Structured figure records:
━━━━━━━━━━━━━━━━━━━━

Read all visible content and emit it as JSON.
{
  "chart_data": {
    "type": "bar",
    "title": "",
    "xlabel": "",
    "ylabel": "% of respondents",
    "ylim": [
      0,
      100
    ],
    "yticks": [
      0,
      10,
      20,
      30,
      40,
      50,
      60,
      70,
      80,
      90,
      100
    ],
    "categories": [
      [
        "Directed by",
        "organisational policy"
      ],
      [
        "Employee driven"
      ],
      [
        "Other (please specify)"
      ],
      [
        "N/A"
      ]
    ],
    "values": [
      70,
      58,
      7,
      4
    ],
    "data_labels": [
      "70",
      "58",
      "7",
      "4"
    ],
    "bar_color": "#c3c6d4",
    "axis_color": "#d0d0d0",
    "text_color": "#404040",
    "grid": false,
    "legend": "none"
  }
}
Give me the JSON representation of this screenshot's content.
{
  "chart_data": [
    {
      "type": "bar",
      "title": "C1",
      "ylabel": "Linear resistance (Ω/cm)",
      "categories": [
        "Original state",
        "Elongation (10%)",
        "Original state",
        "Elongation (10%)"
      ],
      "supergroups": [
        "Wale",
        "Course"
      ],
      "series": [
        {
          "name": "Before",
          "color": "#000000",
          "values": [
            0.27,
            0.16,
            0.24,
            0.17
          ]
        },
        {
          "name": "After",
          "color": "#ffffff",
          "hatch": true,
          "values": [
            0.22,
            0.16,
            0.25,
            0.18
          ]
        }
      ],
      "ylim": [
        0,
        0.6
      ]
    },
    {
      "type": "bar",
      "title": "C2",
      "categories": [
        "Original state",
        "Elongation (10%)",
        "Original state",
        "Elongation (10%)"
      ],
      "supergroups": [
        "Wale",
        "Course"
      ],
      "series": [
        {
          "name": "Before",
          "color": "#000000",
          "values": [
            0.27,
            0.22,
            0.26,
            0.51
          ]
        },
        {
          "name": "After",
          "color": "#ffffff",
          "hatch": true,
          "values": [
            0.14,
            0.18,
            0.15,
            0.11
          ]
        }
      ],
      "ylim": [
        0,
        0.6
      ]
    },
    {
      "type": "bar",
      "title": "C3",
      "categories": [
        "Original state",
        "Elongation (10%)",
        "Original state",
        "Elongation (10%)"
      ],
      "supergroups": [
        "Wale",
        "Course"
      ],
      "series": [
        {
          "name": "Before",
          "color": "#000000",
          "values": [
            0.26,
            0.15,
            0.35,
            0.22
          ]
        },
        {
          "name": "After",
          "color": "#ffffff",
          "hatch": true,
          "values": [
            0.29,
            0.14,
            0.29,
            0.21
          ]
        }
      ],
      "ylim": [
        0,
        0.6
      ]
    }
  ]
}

━━━━━━━━━━━━━━━━━━━━

• TASK INSTRUCTIONS
Copy all the records above exactly, missing none.

• RESPONSE FOR THIS EXERCISE
Read all visible content and emit it as JSON.
{
  "chart_data": {
    "type": "bar",
    "title": "",
    "xlabel": "",
    "ylabel": "% of respondents",
    "ylim": [
      0,
      100
    ],
    "yticks": [
      0,
      10,
      20,
      30,
      40,
      50,
      60,
      70,
      80,
      90,
      100
    ],
    "categories": [
      [
        "Directed by",
        "organisational policy"
      ],
      [
        "Employee driven"
      ],
      [
        "Other (please specify)"
      ],
      [
        "N/A"
      ]
    ],
    "values": [
      70,
      58,
      7,
      4
    ],
    "data_labels": [
      "70",
      "58",
      "7",
      "4"
    ],
    "bar_color": "#c3c6d4",
    "axis_color": "#d0d0d0",
    "text_color": "#404040",
    "grid": false,
    "legend": "none"
  }
}
Give me the JSON representation of this screenshot's content.
{
  "chart_data": [
    {
      "type": "bar",
      "title": "C1",
      "ylabel": "Linear resistance (Ω/cm)",
      "categories": [
        "Original state",
        "Elongation (10%)",
        "Original state",
        "Elongation (10%)"
      ],
      "supergroups": [
        "Wale",
        "Course"
      ],
      "series": [
        {
          "name": "Before",
          "color": "#000000",
          "values": [
            0.27,
            0.16,
            0.24,
            0.17
          ]
        },
        {
          "name": "After",
          "color": "#ffffff",
          "hatch": true,
          "values": [
            0.22,
            0.16,
            0.25,
            0.18
          ]
        }
      ],
      "ylim": [
        0,
        0.6
      ]
    },
    {
      "type": "bar",
      "title": "C2",
      "categories": [
        "Original state",
        "Elongation (10%)",
        "Original state",
        "Elongation (10%)"
      ],
      "supergroups": [
        "Wale",
        "Course"
      ],
      "series": [
        {
          "name": "Before",
          "color": "#000000",
          "values": [
            0.27,
            0.22,
            0.26,
            0.51
          ]
        },
        {
          "name": "After",
          "color": "#ffffff",
          "hatch": true,
          "values": [
            0.14,
            0.18,
            0.15,
            0.11
          ]
        }
      ],
      "ylim": [
        0,
        0.6
      ]
    },
    {
      "type": "bar",
      "title": "C3",
      "categories": [
        "Original state",
        "Elongation (10%)",
        "Original state",
        "Elongation (10%)"
      ],
      "supergroups": [
        "Wale",
        "Course"
      ],
      "series": [
        {
          "name": "Before",
          "color": "#000000",
          "values": [
            0.26,
            0.15,
            0.35,
            0.22
          ]
        },
        {
          "name": "After",
          "color": "#ffffff",
          "hatch": true,
          "values": [
            0.29,
            0.14,
            0.29,
            0.21
          ]
        }
      ],
      "ylim": [
        0,
        0.6
      ]
    }
  ]
}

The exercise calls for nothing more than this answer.